## Records for this exercise
--- begin ---

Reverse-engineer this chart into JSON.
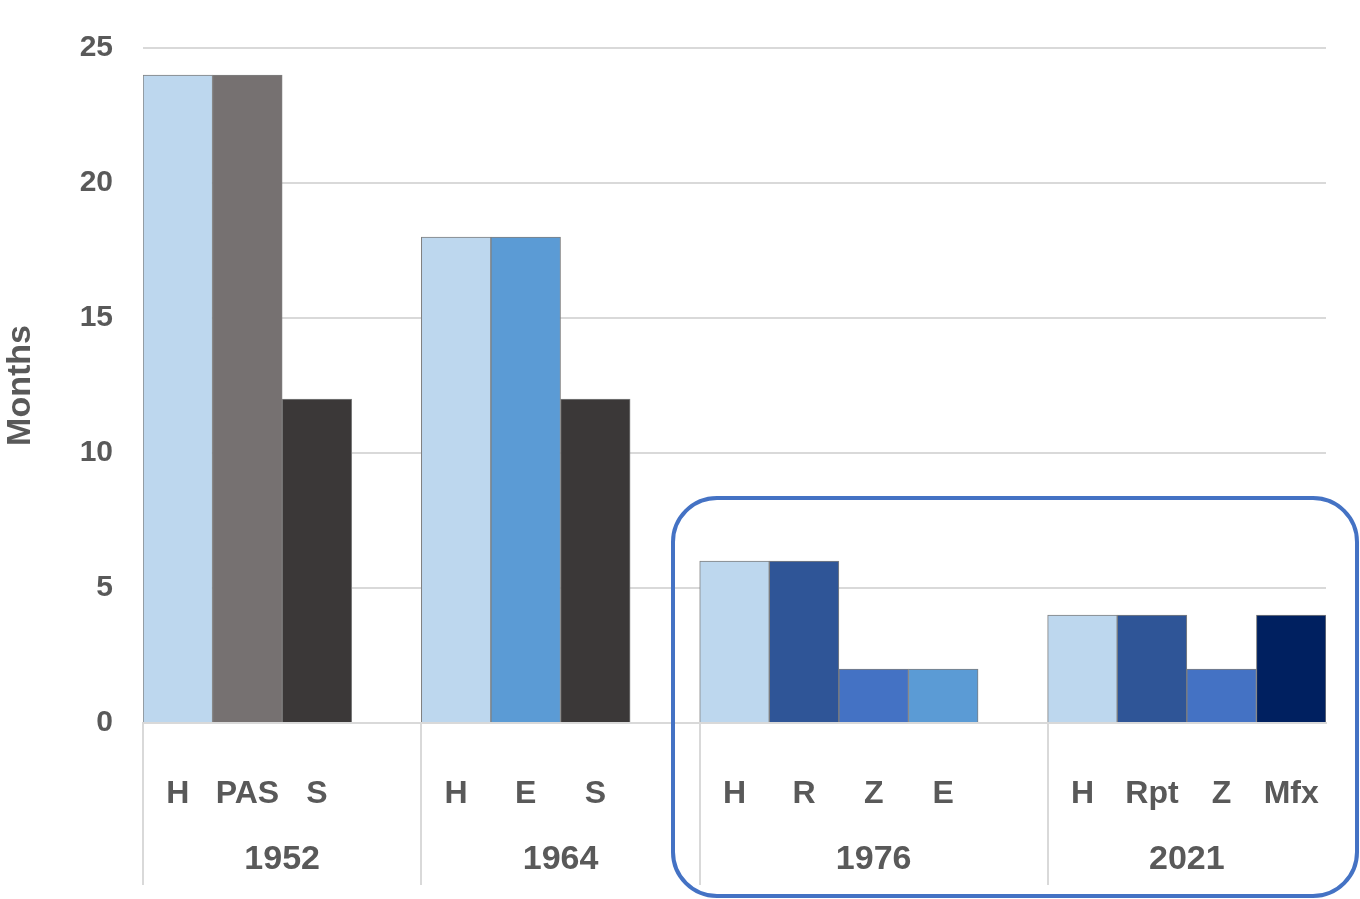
{
  "chart_data": {
    "type": "bar",
    "ylabel": "Months",
    "categories": [
      "H",
      "PAS",
      "S",
      null,
      "H",
      "E",
      "S",
      null,
      "H",
      "R",
      "Z",
      "E",
      null,
      "H",
      "Rpt",
      "Z",
      "Mfx"
    ],
    "values": [
      24,
      24,
      12,
      null,
      18,
      18,
      12,
      null,
      6,
      6,
      2,
      2,
      null,
      4,
      4,
      2,
      4
    ],
    "colors": [
      "#bdd7ee",
      "#767171",
      "#3b3838",
      "#ffffff",
      "#bdd7ee",
      "#5b9bd5",
      "#3b3838",
      "#ffffff",
      "#bdd7ee",
      "#2f5597",
      "#4472c4",
      "#5b9bd5",
      "#ffffff",
      "#bdd7ee",
      "#2f5597",
      "#4472c4",
      "#002060"
    ],
    "ylim": [
      0,
      25
    ],
    "yticks": [
      0,
      5,
      10,
      15,
      20,
      25
    ],
    "grid": "y",
    "legend": false,
    "annotations": [
      "1952",
      "1964",
      "1976",
      "2021"
    ]
  }
}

--- end ---

All of the lines above should be printed exactly, minus the pictures.

## Output for this task
Reverse-engineer this chart into JSON.
{
  "chart_data": {
    "type": "bar",
    "ylabel": "Months",
    "categories": [
      "H",
      "PAS",
      "S",
      null,
      "H",
      "E",
      "S",
      null,
      "H",
      "R",
      "Z",
      "E",
      null,
      "H",
      "Rpt",
      "Z",
      "Mfx"
    ],
    "values": [
      24,
      24,
      12,
      null,
      18,
      18,
      12,
      null,
      6,
      6,
      2,
      2,
      null,
      4,
      4,
      2,
      4
    ],
    "colors": [
      "#bdd7ee",
      "#767171",
      "#3b3838",
      "#ffffff",
      "#bdd7ee",
      "#5b9bd5",
      "#3b3838",
      "#ffffff",
      "#bdd7ee",
      "#2f5597",
      "#4472c4",
      "#5b9bd5",
      "#ffffff",
      "#bdd7ee",
      "#2f5597",
      "#4472c4",
      "#002060"
    ],
    "ylim": [
      0,
      25
    ],
    "yticks": [
      0,
      5,
      10,
      15,
      20,
      25
    ],
    "grid": "y",
    "legend": false,
    "annotations": [
      "1952",
      "1964",
      "1976",
      "2021"
    ]
  }
}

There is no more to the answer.